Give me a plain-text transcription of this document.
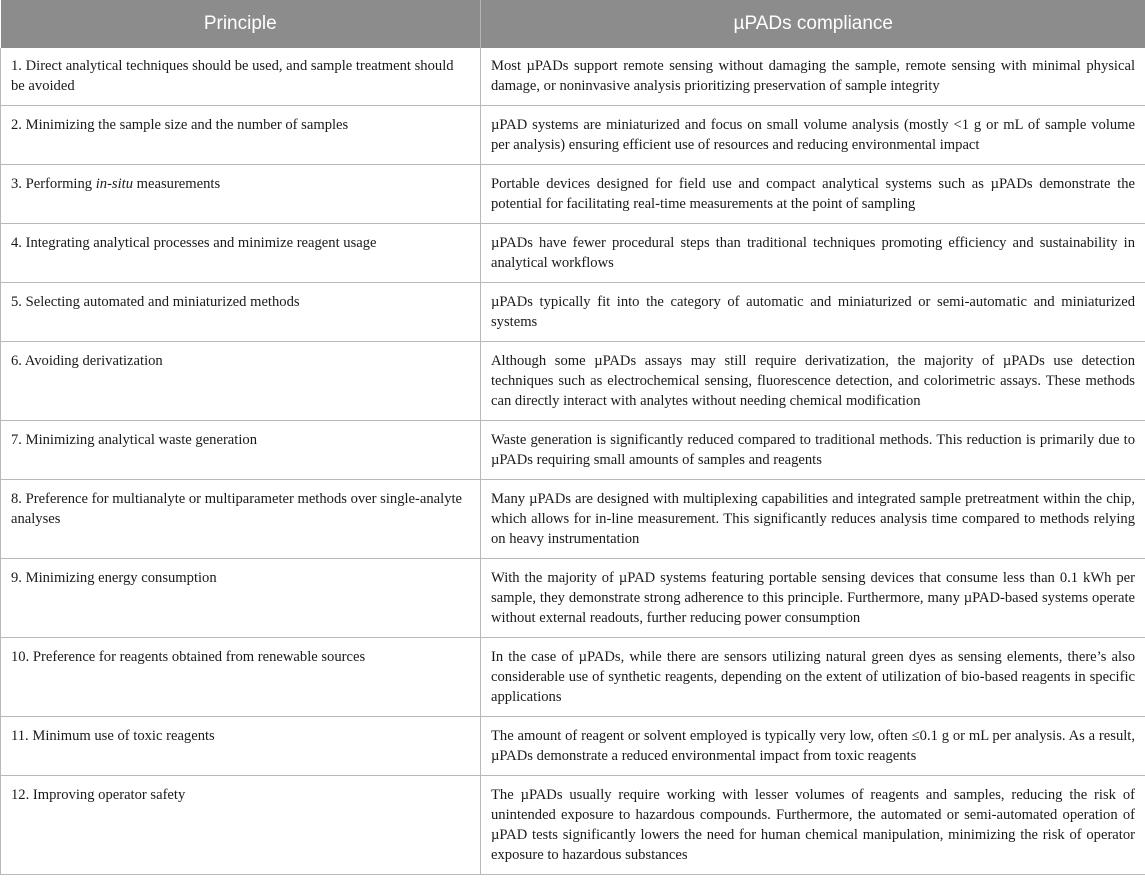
Principle	µPADs compliance
1. Direct analytical techniques should be used, and sample treatment should be avoided	Most µPADs support remote sensing without damaging the sample, remote sensing with minimal physical damage, or noninvasive analysis prioritizing preservation of sample integrity
2. Minimizing the sample size and the number of samples	µPAD systems are miniaturized and focus on small volume analysis (mostly <1 g or mL of sample volume per analysis) ensuring efficient use of resources and reducing environmental impact
3. Performing in-situ measurements	Portable devices designed for field use and compact analytical systems such as µPADs demonstrate the potential for facilitating real-time measurements at the point of sampling
4. Integrating analytical processes and minimize reagent usage	µPADs have fewer procedural steps than traditional techniques promoting efficiency and sustainability in analytical workflows
5. Selecting automated and miniaturized methods	µPADs typically fit into the category of automatic and miniaturized or semi-automatic and miniaturized systems
6. Avoiding derivatization	Although some µPADs assays may still require derivatization, the majority of µPADs use detection techniques such as electrochemical sensing, fluorescence detection, and colorimetric assays. These methods can directly interact with analytes without needing chemical modification
7. Minimizing analytical waste generation	Waste generation is significantly reduced compared to traditional methods. This reduction is primarily due to µPADs requiring small amounts of samples and reagents
8. Preference for multianalyte or multiparameter methods over single-analyte analyses	Many µPADs are designed with multiplexing capabilities and integrated sample pretreatment within the chip, which allows for in-line measurement. This significantly reduces analysis time compared to methods relying on heavy instrumentation
9. Minimizing energy consumption	With the majority of µPAD systems featuring portable sensing devices that consume less than 0.1 kWh per sample, they demonstrate strong adherence to this principle. Furthermore, many µPAD-based systems operate without external readouts, further reducing power consumption
10. Preference for reagents obtained from renewable sources	In the case of µPADs, while there are sensors utilizing natural green dyes as sensing elements, there’s also considerable use of synthetic reagents, depending on the extent of utilization of bio-based reagents in specific applications
11. Minimum use of toxic reagents	The amount of reagent or solvent employed is typically very low, often ≤0.1 g or mL per analysis. As a result, µPADs demonstrate a reduced environmental impact from toxic reagents
12. Improving operator safety	The µPADs usually require working with lesser volumes of reagents and samples, reducing the risk of unintended exposure to hazardous compounds. Furthermore, the automated or semi-automated operation of µPAD tests significantly lowers the need for human chemical manipulation, minimizing the risk of operator exposure to hazardous substances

__________________________________________________

* [WHAT THIS TASK INVOLVES]
Only the number is needed here: how many lines of the listing include "designed"?

* [OUTPUT BELOW]
2